## Task requirements
Identify all lines of the data containing the string "more" and copy them.

-- start of Dataset entries --

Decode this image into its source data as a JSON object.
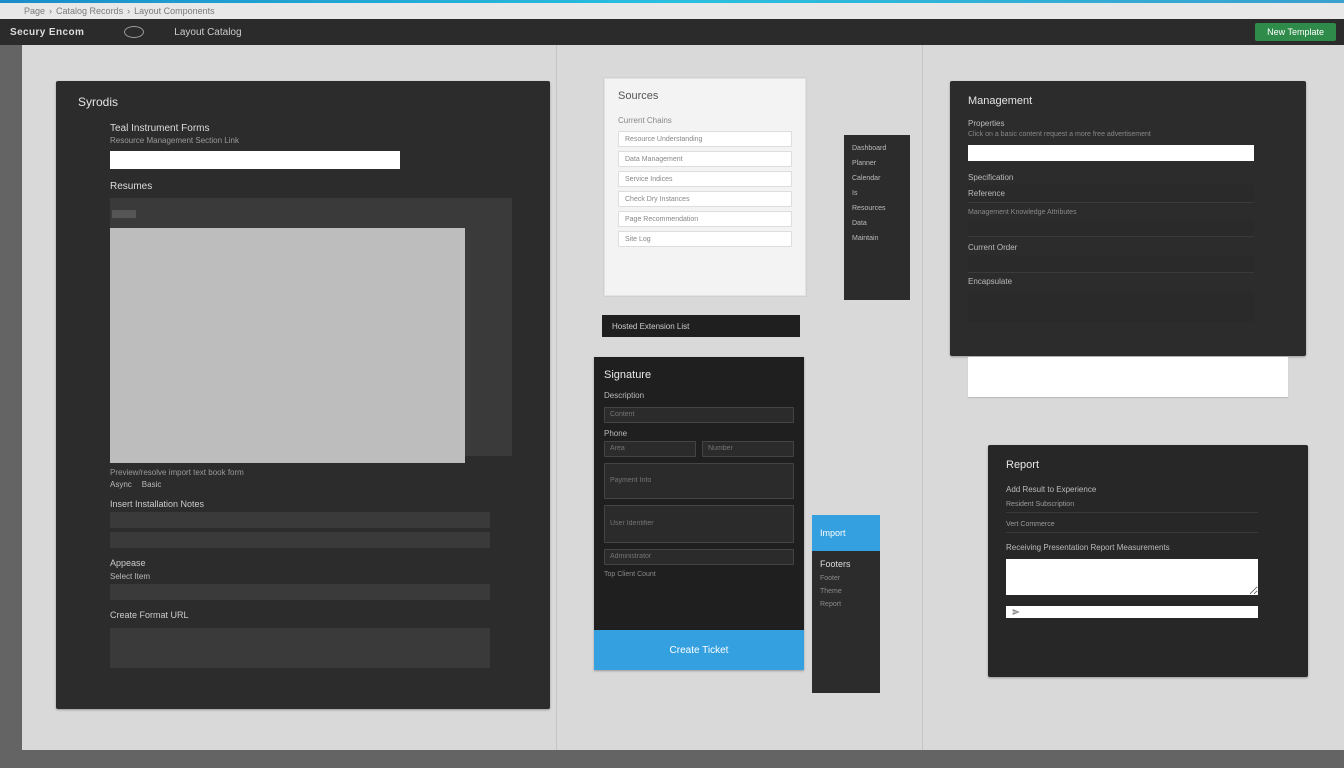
{
  "breadcrumb": {
    "a": "Page",
    "b": "Catalog Records",
    "c": "Layout Components"
  },
  "toolbar": {
    "brand": "Secury Encom",
    "secondary": "Layout Catalog",
    "primary_btn": "New Template"
  },
  "p1": {
    "title": "Syrodis",
    "subhead": "Teal Instrument Forms",
    "caption": "Resource Management Section Link",
    "input_val": "",
    "list_label": "Resumes",
    "img_hint": "Preview/resolve import text book form",
    "small_a": "Async",
    "small_b": "Basic",
    "row1": "Insert Installation Notes",
    "row2_label": "Appease",
    "row2_small": "Select Item",
    "row3": "Create Format URL",
    "code_caption": ""
  },
  "p2": {
    "title": "Sources",
    "group": "Current Chains",
    "items": [
      "Resource Understanding",
      "Data Management",
      "Service Indices",
      "Check Dry Instances",
      "Page Recommendation",
      "Site Log"
    ]
  },
  "nav1": [
    "Dashboard",
    "Planner",
    "Calendar",
    "Is",
    "Resources",
    "Data",
    "Maintain"
  ],
  "bar1": "Hosted Extension List",
  "p3": {
    "title": "Signature",
    "lbl1": "Description",
    "ph1": "Content",
    "lbl2": "Phone",
    "ph2a": "Area",
    "ph2b": "Number",
    "ph3": "Payment Info",
    "ph4": "User Identifier",
    "ph5": "Administrator",
    "foot": "Top Client Count",
    "cta": "Create Ticket"
  },
  "nav2": {
    "header": "Import",
    "group": "Footers",
    "items": [
      "Footer",
      "Theme",
      "Report"
    ]
  },
  "p4": {
    "title": "Management",
    "lbl1": "Properties",
    "sub1": "Click on a basic content request a more free advertisement",
    "in1": "",
    "lbl2": "Specification",
    "row1": "Reference",
    "sub2": "Management Knowledge Attributes",
    "lbl3": "Current Order",
    "lbl4": "Encapsulate"
  },
  "p5": {
    "title": "Report",
    "lbl1": "Add Result to Experience",
    "line1": "Resident Subscription",
    "line2": "Vert Commerce",
    "lbl2": "Receiving Presentation Report Measurements"
  }
}
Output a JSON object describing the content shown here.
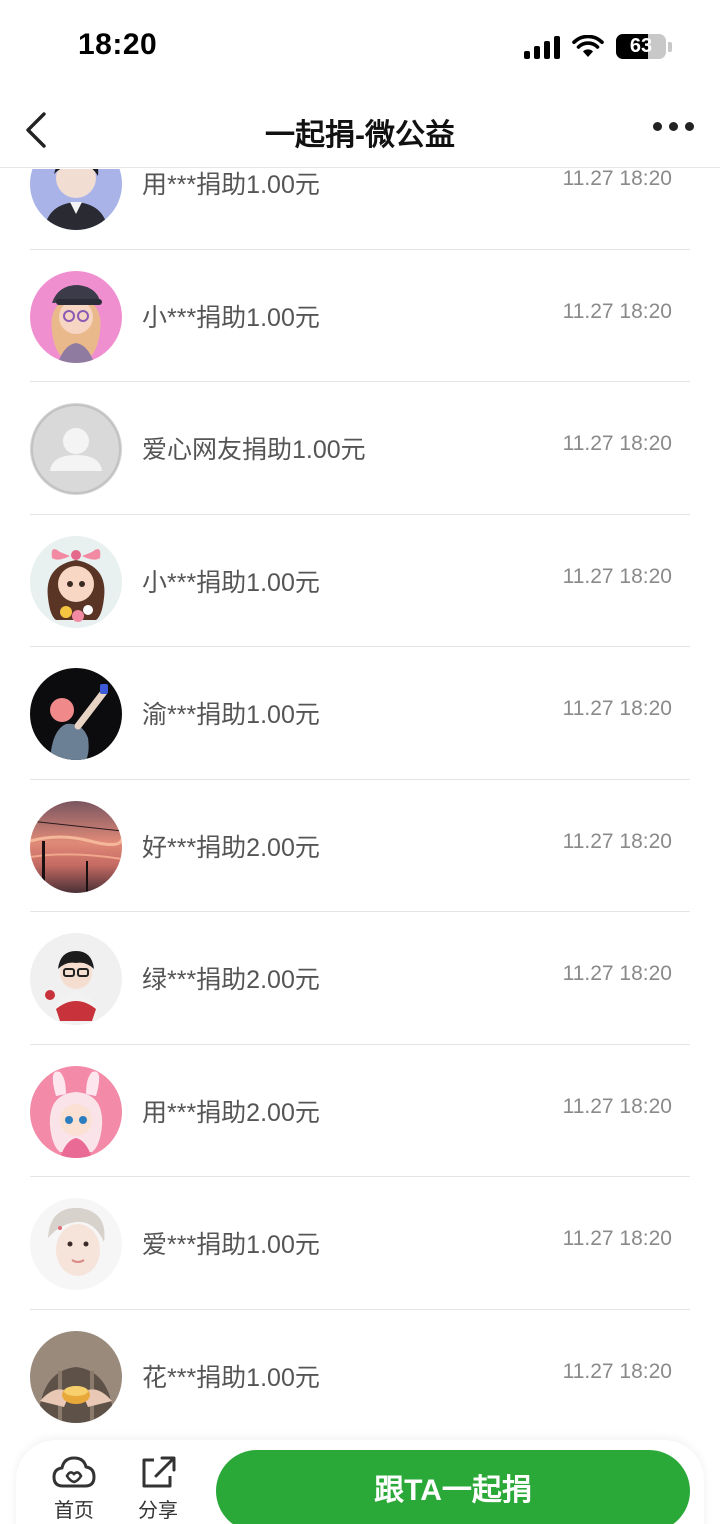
{
  "status_bar": {
    "time": "18:20",
    "battery_level": "63",
    "icons": [
      "cellular-signal-icon",
      "wifi-icon",
      "battery-icon"
    ]
  },
  "nav": {
    "title": "一起捐-微公益",
    "back_icon": "chevron-left-icon",
    "more_icon": "more-dots-icon"
  },
  "donations": [
    {
      "text": "用***捐助1.00元",
      "time": "11.27 18:20",
      "avatar": "boy-portrait"
    },
    {
      "text": "小***捐助1.00元",
      "time": "11.27 18:20",
      "avatar": "cartoon-girl-cap"
    },
    {
      "text": "爱心网友捐助1.00元",
      "time": "11.27 18:20",
      "avatar": "default-user"
    },
    {
      "text": "小***捐助1.00元",
      "time": "11.27 18:20",
      "avatar": "cartoon-girl-bow"
    },
    {
      "text": "渝***捐助1.00元",
      "time": "11.27 18:20",
      "avatar": "dark-figure"
    },
    {
      "text": "好***捐助2.00元",
      "time": "11.27 18:20",
      "avatar": "sunset-sky"
    },
    {
      "text": "绿***捐助2.00元",
      "time": "11.27 18:20",
      "avatar": "boy-glasses"
    },
    {
      "text": "用***捐助2.00元",
      "time": "11.27 18:20",
      "avatar": "cartoon-bunny-girl"
    },
    {
      "text": "爱***捐助1.00元",
      "time": "11.27 18:20",
      "avatar": "young-man"
    },
    {
      "text": "花***捐助1.00元",
      "time": "11.27 18:20",
      "avatar": "hands-holding-cake"
    }
  ],
  "bottom_bar": {
    "home_label": "首页",
    "share_label": "分享",
    "donate_label": "跟TA一起捐",
    "accent_color": "#2aa838"
  }
}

-- end of Dataset entries --

## Exercise output
    "sub1": "Click on a basic content request a more free advertisement",
    "more_icon": "more-dots-icon"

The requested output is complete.